_OBJECTIVE_:
Out of the lines below, please list those that hold the string "text".

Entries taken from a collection
— Start —
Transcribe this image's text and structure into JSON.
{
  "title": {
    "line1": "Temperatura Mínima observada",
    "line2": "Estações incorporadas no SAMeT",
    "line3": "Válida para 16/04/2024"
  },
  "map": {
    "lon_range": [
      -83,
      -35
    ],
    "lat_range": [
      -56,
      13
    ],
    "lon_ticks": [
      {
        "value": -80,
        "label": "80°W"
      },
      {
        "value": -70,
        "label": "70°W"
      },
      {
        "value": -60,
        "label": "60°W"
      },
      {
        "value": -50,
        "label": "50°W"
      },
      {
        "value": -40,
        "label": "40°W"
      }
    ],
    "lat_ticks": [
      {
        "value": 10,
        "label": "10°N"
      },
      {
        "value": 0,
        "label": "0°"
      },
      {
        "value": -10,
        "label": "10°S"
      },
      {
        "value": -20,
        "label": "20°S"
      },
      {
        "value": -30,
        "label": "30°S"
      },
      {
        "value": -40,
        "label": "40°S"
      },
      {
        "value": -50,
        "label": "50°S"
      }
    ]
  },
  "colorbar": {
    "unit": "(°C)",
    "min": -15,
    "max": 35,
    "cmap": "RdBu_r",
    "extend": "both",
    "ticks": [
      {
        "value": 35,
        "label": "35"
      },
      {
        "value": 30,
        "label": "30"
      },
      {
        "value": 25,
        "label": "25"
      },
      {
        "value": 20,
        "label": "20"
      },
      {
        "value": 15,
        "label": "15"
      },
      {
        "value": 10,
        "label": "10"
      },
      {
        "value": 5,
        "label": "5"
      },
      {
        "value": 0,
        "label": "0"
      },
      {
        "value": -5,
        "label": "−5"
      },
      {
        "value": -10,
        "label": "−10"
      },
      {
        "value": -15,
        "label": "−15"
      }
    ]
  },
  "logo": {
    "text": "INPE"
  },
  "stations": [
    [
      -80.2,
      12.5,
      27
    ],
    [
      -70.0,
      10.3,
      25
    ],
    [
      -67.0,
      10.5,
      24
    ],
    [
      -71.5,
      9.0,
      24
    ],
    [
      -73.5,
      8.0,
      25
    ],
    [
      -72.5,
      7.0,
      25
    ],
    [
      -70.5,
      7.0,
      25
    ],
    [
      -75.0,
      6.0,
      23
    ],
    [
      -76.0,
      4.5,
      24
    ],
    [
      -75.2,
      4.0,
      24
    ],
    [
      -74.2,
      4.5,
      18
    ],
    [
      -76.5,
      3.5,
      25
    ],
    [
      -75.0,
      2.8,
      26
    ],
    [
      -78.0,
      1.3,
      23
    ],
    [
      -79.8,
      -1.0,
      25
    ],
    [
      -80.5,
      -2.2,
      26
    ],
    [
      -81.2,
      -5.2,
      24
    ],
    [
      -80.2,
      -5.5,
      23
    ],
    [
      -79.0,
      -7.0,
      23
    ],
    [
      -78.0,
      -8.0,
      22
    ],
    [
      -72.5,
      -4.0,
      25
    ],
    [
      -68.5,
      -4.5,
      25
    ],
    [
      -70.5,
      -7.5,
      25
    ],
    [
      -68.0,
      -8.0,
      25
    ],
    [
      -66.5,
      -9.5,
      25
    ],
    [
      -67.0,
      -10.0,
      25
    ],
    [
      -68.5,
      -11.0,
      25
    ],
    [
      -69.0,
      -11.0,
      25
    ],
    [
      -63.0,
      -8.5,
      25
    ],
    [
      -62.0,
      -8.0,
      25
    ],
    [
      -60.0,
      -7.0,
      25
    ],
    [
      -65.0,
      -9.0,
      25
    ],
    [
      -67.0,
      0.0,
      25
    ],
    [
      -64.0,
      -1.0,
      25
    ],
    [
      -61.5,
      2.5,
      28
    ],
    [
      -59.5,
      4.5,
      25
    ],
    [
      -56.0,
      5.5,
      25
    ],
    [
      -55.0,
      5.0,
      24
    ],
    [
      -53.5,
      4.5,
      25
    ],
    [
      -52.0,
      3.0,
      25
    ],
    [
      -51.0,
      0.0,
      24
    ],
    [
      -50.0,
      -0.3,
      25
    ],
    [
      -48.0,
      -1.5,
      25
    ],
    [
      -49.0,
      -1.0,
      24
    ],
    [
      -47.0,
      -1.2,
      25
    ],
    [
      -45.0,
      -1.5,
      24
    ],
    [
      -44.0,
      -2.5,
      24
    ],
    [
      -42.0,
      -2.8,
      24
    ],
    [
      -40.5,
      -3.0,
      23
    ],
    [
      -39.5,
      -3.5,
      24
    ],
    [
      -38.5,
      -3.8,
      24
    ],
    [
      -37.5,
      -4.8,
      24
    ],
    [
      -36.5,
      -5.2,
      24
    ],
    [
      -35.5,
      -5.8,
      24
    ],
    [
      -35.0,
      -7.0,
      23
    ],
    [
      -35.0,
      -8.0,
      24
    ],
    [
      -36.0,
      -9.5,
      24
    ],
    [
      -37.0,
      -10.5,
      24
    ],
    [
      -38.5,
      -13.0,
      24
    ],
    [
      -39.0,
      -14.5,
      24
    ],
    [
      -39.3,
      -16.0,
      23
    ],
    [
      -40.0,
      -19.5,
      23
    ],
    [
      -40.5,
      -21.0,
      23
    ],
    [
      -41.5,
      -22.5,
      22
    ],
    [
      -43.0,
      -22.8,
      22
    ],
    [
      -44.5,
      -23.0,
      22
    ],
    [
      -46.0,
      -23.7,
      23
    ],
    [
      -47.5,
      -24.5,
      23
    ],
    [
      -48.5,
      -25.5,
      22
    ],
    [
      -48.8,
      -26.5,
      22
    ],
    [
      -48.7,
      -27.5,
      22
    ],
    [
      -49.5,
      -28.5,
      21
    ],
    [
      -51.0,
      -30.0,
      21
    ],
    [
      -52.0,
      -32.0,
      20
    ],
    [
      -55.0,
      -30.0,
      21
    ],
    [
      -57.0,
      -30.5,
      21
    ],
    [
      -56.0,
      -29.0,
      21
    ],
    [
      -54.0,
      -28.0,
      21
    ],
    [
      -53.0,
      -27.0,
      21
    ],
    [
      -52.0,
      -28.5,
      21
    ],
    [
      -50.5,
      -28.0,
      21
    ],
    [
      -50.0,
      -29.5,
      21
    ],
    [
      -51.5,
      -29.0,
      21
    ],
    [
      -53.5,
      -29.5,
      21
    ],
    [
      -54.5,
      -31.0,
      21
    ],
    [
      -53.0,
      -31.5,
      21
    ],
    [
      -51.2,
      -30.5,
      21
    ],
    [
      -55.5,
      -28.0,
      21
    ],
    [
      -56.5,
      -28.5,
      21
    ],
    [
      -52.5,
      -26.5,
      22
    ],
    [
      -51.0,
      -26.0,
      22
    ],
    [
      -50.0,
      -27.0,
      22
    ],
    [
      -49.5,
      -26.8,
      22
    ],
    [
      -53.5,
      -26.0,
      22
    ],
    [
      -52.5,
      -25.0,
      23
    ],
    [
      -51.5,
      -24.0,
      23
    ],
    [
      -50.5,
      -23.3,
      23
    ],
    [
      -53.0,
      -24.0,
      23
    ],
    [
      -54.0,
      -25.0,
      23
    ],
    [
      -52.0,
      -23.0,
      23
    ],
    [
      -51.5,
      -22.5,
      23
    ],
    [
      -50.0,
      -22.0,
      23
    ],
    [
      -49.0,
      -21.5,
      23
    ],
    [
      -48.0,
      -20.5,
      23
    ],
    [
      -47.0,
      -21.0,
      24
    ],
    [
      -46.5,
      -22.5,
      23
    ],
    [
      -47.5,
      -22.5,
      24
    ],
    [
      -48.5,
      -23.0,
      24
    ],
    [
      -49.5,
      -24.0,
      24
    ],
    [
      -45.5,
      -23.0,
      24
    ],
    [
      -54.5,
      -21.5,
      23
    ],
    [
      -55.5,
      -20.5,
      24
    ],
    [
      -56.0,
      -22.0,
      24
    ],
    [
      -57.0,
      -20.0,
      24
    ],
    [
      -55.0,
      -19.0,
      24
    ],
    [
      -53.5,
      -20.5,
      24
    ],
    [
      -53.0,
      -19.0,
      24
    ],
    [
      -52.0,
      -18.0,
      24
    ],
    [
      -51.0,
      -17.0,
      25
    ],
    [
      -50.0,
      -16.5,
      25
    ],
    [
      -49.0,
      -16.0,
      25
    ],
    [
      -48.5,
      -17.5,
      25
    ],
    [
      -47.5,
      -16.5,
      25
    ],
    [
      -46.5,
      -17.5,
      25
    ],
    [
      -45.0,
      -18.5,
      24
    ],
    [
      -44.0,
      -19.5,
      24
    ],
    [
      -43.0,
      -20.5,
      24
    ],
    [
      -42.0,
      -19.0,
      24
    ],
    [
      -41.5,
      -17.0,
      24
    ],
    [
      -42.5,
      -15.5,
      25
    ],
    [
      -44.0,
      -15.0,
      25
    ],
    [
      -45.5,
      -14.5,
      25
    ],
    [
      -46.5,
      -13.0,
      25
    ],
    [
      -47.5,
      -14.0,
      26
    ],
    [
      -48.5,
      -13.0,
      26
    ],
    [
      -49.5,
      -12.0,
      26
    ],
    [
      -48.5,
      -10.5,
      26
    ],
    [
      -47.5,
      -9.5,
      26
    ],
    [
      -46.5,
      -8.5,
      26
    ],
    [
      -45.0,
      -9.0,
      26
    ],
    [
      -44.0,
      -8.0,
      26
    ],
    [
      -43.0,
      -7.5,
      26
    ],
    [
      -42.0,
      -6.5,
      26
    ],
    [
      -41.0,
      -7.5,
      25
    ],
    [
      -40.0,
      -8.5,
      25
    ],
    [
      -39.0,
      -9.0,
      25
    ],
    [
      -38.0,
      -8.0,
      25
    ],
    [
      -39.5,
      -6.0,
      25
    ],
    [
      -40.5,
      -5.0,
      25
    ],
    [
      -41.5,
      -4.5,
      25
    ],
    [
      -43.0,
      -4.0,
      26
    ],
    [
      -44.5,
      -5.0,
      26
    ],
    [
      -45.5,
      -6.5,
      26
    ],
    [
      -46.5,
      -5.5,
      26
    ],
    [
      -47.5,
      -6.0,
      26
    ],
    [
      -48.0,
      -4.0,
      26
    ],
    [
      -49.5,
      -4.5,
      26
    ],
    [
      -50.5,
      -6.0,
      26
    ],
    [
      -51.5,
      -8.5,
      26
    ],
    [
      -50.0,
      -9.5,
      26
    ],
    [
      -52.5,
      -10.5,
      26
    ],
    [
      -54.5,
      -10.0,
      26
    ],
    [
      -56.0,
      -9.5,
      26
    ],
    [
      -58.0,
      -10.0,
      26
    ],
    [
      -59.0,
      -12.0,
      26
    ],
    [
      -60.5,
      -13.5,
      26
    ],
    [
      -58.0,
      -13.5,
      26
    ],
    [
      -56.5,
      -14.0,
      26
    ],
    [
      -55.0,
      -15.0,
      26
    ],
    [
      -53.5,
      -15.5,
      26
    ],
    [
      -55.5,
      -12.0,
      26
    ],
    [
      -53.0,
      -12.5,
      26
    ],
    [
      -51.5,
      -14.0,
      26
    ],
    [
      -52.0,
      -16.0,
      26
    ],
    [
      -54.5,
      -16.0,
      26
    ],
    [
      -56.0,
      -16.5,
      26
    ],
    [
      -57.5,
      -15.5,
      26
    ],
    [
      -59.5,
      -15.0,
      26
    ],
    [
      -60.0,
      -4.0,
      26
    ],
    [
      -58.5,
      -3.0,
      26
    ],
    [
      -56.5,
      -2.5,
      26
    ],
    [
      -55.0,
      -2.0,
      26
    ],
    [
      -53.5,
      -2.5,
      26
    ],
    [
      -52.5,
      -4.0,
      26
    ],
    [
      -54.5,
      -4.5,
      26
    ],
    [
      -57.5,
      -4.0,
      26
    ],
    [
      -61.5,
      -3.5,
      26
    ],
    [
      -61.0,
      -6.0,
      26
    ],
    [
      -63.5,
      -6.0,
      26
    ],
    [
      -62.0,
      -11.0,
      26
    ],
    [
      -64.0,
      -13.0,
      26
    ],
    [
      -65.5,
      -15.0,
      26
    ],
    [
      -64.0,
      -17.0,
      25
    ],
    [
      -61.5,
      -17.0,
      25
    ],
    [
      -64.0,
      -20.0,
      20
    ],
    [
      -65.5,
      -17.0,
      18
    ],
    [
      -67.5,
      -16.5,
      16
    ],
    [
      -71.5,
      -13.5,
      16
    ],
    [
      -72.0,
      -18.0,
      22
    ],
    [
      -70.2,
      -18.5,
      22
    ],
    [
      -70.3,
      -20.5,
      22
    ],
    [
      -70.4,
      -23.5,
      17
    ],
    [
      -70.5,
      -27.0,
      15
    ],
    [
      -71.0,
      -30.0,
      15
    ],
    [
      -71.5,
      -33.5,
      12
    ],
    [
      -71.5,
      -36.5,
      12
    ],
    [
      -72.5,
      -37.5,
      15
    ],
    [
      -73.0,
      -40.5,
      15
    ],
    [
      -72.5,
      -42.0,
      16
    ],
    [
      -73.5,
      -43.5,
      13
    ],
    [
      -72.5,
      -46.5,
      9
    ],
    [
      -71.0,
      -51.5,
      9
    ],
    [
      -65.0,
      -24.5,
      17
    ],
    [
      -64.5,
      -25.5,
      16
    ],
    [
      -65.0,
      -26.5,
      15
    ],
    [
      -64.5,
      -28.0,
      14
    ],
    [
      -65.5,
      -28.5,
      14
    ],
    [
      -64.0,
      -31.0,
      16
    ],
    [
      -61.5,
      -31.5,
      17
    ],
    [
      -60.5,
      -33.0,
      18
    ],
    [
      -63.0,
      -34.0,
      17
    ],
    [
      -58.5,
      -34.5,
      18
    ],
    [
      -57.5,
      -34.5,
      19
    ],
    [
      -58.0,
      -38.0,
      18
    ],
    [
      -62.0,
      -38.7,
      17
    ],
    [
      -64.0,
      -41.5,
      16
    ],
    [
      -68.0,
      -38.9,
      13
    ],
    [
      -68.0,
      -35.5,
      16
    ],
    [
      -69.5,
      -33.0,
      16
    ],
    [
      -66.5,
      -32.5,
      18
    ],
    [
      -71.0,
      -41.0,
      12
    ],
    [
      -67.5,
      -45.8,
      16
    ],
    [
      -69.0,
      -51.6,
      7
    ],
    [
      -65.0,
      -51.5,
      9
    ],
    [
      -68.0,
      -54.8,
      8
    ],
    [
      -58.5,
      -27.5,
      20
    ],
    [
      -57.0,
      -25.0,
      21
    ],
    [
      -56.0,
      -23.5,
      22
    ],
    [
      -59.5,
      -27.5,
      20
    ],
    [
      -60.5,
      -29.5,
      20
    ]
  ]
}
— End —
_ANSWER FOR THE TASK_:
Transcribe this image's text and structure into JSON.
    "text": "INPE"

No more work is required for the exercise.